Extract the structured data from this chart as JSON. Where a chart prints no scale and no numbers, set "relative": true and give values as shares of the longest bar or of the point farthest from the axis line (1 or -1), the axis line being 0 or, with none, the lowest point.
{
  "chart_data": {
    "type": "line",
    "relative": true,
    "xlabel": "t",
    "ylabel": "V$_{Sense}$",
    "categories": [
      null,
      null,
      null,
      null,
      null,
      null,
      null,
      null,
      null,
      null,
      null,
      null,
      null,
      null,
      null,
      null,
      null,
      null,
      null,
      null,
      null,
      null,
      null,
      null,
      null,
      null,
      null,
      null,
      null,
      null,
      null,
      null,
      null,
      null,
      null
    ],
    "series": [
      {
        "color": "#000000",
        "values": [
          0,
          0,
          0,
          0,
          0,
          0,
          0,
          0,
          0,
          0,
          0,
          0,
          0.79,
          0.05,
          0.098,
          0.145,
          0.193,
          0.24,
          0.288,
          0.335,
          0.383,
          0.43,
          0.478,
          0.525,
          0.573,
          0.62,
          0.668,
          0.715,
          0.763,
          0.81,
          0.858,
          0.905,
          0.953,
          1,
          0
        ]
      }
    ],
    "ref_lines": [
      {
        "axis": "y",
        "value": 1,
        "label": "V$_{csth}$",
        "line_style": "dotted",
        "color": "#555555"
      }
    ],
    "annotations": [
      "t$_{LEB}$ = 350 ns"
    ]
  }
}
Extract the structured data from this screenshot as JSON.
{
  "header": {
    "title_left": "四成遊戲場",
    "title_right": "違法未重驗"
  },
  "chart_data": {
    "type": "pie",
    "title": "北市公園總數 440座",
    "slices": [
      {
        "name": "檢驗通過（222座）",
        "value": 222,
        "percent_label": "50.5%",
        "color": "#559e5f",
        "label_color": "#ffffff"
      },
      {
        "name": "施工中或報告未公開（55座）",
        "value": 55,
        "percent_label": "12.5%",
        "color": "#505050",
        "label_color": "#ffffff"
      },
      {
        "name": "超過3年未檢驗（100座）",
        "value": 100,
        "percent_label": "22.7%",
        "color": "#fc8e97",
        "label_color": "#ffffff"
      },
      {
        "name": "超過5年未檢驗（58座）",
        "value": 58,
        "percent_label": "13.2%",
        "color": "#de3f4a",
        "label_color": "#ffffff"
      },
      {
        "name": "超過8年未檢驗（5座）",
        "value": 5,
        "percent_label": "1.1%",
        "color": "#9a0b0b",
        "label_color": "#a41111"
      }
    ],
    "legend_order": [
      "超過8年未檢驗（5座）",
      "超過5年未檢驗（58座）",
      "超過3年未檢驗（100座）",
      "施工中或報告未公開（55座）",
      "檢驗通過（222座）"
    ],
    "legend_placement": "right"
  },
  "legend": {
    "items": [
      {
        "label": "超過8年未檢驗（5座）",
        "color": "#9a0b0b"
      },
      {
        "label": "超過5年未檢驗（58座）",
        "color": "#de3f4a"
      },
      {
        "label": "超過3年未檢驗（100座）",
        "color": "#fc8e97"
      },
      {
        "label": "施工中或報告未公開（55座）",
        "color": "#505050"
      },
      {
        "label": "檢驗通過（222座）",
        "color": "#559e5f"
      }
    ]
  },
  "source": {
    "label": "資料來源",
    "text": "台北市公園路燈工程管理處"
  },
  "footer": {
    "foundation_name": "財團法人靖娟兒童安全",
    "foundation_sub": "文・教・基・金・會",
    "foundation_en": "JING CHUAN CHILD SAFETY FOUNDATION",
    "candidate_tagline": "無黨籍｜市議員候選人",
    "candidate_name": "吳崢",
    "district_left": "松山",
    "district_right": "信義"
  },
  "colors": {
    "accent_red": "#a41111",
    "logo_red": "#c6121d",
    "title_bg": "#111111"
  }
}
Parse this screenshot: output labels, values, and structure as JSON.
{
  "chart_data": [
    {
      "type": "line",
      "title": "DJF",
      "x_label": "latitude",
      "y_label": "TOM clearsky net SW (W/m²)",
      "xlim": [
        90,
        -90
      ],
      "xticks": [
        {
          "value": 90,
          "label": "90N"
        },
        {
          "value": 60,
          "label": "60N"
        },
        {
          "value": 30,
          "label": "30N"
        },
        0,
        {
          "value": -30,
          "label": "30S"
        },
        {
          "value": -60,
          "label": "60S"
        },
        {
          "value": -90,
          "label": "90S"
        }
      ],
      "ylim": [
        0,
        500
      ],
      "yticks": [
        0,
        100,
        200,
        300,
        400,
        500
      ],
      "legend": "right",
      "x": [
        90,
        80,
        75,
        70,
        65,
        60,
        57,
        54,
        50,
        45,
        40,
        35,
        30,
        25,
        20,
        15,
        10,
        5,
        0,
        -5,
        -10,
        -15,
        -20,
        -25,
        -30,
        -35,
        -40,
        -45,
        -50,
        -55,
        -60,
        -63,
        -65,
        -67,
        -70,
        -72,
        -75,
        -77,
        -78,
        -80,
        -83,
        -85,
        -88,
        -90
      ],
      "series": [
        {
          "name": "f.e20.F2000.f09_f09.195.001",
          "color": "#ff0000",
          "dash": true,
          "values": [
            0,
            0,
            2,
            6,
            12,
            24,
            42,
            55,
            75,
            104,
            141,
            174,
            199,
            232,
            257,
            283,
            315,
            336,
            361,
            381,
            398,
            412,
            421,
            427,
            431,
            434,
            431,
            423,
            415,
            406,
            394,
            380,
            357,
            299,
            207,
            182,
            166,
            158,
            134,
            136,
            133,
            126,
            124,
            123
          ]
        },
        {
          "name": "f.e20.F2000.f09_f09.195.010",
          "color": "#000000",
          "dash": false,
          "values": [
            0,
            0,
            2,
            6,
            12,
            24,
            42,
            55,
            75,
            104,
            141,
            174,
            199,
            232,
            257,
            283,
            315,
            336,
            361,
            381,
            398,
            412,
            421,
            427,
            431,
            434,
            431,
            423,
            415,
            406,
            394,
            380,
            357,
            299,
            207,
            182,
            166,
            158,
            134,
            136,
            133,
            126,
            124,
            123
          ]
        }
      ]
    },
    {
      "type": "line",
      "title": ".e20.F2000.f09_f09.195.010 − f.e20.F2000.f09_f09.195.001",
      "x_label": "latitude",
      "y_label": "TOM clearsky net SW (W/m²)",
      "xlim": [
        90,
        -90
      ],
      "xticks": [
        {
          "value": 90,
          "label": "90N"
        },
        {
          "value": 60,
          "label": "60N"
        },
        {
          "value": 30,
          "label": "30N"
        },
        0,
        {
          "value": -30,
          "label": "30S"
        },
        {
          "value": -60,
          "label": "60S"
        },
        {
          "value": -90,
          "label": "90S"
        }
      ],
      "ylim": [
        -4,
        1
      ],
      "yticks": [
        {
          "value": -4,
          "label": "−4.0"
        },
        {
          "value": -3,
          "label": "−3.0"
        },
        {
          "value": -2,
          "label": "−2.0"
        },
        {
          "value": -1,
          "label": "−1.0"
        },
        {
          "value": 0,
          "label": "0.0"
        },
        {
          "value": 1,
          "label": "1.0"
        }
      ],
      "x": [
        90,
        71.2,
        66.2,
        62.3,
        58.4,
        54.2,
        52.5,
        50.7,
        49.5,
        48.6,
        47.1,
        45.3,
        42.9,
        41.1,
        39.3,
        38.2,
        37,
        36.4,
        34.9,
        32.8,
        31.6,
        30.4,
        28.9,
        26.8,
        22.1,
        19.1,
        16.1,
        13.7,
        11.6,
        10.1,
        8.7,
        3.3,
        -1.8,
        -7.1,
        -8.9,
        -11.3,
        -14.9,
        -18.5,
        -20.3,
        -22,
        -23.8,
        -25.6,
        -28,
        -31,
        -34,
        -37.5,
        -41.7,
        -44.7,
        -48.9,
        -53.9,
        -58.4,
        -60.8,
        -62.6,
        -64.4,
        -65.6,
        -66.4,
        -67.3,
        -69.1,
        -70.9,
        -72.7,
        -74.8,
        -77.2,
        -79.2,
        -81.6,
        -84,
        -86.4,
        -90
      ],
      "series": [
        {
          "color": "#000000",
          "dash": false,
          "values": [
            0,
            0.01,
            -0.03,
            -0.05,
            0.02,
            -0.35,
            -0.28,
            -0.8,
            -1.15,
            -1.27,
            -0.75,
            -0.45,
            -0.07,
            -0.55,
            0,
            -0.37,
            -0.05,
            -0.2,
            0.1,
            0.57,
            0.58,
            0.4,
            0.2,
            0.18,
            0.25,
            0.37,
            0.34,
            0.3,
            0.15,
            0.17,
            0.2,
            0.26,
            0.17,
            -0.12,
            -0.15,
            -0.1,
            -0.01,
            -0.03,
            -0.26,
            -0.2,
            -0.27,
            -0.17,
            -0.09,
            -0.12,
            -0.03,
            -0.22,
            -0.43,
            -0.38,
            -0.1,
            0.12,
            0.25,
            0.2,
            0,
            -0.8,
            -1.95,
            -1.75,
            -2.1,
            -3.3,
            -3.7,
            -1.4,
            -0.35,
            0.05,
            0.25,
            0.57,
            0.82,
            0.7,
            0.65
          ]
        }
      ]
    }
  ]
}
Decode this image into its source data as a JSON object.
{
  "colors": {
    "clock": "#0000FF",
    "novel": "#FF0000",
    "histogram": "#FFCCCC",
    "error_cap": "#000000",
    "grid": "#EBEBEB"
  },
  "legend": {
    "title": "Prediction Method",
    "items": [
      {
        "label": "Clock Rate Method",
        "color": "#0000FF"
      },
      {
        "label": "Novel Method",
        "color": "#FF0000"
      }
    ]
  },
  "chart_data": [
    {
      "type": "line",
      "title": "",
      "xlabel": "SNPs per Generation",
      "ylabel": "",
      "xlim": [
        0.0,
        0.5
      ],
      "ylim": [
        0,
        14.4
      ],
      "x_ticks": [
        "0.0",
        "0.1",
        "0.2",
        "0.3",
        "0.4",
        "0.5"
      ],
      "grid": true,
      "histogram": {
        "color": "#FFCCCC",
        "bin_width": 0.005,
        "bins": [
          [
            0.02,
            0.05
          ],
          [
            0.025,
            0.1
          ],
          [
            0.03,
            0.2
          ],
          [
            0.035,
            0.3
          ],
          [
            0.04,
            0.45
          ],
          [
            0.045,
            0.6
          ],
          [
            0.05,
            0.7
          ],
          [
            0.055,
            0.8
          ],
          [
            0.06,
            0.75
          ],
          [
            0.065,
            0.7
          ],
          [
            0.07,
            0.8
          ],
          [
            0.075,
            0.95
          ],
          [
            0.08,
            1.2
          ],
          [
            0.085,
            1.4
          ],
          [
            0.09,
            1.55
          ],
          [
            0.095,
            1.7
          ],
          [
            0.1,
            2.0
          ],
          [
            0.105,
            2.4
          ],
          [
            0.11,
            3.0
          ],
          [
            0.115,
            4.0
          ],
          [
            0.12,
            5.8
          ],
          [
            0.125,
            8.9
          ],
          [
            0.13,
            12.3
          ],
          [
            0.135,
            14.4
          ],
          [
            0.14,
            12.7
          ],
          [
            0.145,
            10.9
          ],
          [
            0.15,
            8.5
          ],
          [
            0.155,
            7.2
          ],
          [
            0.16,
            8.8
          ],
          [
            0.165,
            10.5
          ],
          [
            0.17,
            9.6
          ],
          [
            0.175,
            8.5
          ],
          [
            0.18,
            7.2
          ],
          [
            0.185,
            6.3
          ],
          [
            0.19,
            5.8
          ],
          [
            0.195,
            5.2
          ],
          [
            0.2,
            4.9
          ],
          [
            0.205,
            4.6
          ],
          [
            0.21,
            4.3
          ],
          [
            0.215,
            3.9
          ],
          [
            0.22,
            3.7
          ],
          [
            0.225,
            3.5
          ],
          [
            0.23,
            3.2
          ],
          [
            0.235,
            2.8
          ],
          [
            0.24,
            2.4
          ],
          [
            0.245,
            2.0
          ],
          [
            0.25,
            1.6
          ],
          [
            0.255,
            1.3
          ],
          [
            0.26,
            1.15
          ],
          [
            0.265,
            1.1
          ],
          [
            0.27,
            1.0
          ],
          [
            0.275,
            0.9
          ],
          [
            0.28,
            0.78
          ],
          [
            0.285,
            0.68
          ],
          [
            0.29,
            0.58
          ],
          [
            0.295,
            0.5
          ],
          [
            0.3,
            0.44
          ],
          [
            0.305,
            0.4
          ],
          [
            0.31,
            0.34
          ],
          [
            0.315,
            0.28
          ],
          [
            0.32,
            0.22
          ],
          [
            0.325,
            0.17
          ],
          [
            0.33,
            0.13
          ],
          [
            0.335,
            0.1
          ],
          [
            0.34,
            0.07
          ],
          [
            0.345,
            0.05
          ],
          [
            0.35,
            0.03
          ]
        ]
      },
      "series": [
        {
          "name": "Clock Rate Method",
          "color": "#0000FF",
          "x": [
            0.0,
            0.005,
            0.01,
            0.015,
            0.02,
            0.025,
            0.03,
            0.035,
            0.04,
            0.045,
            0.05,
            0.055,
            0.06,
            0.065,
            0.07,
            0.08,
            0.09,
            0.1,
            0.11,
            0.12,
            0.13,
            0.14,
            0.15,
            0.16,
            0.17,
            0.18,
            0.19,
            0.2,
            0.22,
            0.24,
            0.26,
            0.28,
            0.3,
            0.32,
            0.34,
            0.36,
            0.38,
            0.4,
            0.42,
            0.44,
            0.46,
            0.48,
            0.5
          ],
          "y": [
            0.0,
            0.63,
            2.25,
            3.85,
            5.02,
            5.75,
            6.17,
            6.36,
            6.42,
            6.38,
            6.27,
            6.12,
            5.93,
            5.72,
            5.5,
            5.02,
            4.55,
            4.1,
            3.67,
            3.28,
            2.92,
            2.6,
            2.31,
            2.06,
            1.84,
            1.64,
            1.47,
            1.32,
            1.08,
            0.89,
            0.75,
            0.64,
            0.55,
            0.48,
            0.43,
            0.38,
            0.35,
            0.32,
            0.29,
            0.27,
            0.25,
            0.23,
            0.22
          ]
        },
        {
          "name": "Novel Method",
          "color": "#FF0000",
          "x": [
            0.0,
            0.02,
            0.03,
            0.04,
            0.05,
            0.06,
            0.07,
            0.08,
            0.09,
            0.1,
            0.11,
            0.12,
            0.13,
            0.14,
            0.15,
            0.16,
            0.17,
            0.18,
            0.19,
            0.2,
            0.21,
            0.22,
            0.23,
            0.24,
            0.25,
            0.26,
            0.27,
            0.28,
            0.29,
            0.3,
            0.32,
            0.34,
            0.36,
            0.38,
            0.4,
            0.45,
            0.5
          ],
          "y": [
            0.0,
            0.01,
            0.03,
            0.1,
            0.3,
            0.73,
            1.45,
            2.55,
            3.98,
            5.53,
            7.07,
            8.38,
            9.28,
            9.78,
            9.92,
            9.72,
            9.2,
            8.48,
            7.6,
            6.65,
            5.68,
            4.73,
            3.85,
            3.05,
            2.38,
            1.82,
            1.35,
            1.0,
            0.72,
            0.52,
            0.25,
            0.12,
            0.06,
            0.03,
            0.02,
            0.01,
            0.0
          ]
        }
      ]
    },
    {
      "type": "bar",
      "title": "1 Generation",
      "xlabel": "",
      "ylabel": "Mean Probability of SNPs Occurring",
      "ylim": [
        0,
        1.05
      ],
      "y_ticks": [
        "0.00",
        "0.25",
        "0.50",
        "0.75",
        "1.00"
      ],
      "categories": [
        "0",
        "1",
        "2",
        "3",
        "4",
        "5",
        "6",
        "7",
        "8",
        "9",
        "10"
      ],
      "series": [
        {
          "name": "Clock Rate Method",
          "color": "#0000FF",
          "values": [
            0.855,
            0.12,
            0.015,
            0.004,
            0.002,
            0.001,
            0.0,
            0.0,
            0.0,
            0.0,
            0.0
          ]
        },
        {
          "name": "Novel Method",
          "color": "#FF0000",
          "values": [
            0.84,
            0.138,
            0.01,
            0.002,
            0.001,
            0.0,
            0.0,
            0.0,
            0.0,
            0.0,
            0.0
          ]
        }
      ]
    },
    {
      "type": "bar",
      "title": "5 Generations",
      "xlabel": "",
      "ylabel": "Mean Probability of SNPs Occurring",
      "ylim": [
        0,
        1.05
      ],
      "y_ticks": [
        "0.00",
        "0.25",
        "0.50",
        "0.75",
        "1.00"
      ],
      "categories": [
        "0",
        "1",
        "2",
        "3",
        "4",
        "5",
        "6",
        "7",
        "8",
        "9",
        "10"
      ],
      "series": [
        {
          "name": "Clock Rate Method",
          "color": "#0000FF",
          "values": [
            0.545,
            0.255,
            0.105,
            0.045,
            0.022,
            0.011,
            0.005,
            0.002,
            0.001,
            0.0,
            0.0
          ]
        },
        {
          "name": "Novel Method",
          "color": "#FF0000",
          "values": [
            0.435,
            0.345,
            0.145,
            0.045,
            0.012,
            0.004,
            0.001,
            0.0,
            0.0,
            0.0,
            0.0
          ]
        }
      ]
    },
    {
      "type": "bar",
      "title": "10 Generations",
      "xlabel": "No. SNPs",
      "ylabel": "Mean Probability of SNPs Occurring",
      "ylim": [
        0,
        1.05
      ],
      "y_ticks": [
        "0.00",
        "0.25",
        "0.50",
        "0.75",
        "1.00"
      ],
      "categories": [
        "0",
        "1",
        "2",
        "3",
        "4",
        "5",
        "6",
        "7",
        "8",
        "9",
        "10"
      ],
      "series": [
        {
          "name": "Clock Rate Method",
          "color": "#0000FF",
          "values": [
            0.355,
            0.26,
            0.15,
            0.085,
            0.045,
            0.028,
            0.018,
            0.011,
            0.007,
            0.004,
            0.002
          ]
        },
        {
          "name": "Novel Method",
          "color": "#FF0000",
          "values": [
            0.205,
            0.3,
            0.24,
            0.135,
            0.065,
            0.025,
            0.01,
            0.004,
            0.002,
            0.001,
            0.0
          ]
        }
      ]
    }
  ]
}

☆ ☆ ☆

Look above for lines with the word "from" and copy them all.

Extract the structured data from this chart as JSON. Where a chart prints no scale and no numbers, set "relative": true and give values as shares of the longest bar or of the point farthest from the axis line (1 or -1), the axis line being 0 or, with none, the lowest point.
Extract the structured data from this screenshot as JSON.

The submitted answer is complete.